>> BEGIN

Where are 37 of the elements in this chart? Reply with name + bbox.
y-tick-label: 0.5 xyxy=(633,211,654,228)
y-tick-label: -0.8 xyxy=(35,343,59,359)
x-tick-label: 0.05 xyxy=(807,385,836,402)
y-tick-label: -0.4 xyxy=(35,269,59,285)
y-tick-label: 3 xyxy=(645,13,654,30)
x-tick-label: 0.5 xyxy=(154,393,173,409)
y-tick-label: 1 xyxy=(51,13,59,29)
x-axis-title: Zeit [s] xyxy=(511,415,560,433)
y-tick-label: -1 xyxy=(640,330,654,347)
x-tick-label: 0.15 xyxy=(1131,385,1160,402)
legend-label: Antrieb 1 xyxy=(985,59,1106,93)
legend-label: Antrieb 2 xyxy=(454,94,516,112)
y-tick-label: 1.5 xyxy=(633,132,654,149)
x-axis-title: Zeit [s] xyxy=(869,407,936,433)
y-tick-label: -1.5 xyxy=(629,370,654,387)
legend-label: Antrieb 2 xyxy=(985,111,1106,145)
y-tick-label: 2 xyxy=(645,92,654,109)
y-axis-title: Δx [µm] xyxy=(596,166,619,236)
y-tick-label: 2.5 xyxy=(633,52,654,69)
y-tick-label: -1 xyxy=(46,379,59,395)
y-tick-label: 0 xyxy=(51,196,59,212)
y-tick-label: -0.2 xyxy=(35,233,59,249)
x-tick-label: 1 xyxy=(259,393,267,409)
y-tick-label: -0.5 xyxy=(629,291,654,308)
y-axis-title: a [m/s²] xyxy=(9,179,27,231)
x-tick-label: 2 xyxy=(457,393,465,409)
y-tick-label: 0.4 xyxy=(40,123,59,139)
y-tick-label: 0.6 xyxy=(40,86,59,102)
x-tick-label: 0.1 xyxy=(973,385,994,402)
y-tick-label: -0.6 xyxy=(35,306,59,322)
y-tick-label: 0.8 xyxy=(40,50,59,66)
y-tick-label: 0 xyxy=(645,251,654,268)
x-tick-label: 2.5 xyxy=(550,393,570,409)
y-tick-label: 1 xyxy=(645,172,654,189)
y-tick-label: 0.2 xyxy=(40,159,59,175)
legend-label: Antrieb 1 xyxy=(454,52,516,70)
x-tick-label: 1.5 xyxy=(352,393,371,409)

>> END

## WHAT YOU HAVE TO DO
Put the lines running from the start of the entries through the line containing "x-axis-title: Zeit [s] xyxy=(511,415,560,433)" into a numbered list, omitting any blank lines.

## RIGHT ANSWER
1. Where are 37 of the elements in this chart? Reply with name + bbox.
2. y-tick-label: 0.5 xyxy=(633,211,654,228)
3. y-tick-label: -0.8 xyxy=(35,343,59,359)
4. x-tick-label: 0.05 xyxy=(807,385,836,402)
5. y-tick-label: -0.4 xyxy=(35,269,59,285)
6. y-tick-label: 3 xyxy=(645,13,654,30)
7. x-tick-label: 0.5 xyxy=(154,393,173,409)
8. y-tick-label: 1 xyxy=(51,13,59,29)
9. x-axis-title: Zeit [s] xyxy=(511,415,560,433)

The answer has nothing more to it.